## Kurze Aufgabe 1
Schreiben Sie aus dem Interviewauszug den Abschnitt ab, der mit den Worten „Natürlich kann man“ beginnt und mit „nicht doch verändern?“ endet.
## Kurze Aufgabe 2
Woran erlebt die befragte Person im Interviewauszug den Klimawandel am stärksten?
## Kurze Aufgabe 3
Warum sollen Kinder laut dem Interviewauszug nach draußen gehen und Skifahren dürfen?

## Auszug

::::::::

Zu einem anderen Trend: Sie sind in den Bergen zuhause, die sich durch den Klimawandel schon drastisch verändert haben. Welche Rolle spielt dabei der Skisport? Kann man den noch guten Gewissens ausüben?

Natürlich kann man das. Die Kinder lernen die Natur erst zu schätzen, wenn sie die Natur erleben. Dann werden sie auch verantwortungsvoll damit umgehen. Dafür müssen sie raus und sollen meiner Meinung nach auch Skifahren dürfen. Aber ich erlebe den Klimawandel natürlich auch, am meisten an den Gletschern, darüber muss man gar nicht reden. Das ist schon sehr erschreckend.

Muss sich deshalb nicht auch der Skitourismus, mit dem dramatischen Autoverkehr durch die Täler zum Beispiel, nicht doch verändern?

::::::::

## Datenauszug

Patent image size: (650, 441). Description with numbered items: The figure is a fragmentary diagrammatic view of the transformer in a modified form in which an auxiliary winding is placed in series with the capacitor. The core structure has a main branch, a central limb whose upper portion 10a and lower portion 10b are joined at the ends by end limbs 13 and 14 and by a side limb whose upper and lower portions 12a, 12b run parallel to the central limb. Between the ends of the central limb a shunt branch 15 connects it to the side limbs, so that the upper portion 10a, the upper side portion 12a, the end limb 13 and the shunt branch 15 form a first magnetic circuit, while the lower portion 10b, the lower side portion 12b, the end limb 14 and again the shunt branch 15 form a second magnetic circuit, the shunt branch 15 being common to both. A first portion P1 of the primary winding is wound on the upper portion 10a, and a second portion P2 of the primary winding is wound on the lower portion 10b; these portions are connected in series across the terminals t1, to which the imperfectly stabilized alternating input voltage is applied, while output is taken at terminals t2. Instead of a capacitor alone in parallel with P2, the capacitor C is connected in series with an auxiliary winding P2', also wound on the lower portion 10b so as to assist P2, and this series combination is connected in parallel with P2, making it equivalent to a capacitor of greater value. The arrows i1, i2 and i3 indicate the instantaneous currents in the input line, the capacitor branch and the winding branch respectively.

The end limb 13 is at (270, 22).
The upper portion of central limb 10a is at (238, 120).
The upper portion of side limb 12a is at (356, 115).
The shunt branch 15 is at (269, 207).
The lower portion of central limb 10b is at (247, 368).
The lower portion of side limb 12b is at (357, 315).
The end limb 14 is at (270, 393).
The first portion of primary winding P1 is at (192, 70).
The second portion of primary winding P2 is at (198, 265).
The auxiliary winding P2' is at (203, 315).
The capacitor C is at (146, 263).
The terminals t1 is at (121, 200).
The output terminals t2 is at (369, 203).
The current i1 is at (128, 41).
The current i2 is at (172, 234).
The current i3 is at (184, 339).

::::::::

## Vollständige Antwort 1
Natürlich kann man das. Die Kinder lernen die Natur erst zu schätzen, wenn sie die Natur erleben. Dann werden sie auch verantwortungsvoll damit umgehen. Dafür müssen sie raus und sollen meiner Meinung nach auch Skifahren dürfen. Aber ich erlebe den Klimawandel natürlich auch, am meisten an den Gletschern, darüber muss man gar nicht reden. Das ist schon sehr erschreckend.

Muss sich deshalb nicht auch der Skitourismus, mit dem dramatischen Autoverkehr durch die Täler zum Beispiel, nicht doch verändern?

## Vollständige Antwort 2
An den Gletschern.

## Vollständige Antwort 3
Kinder lernen die Natur erst zu schätzen, wenn sie sie erleben, und gehen dann auch verantwortungsvoll mit ihr um. Deshalb sollen sie nach draußen und auch Skifahren dürfen.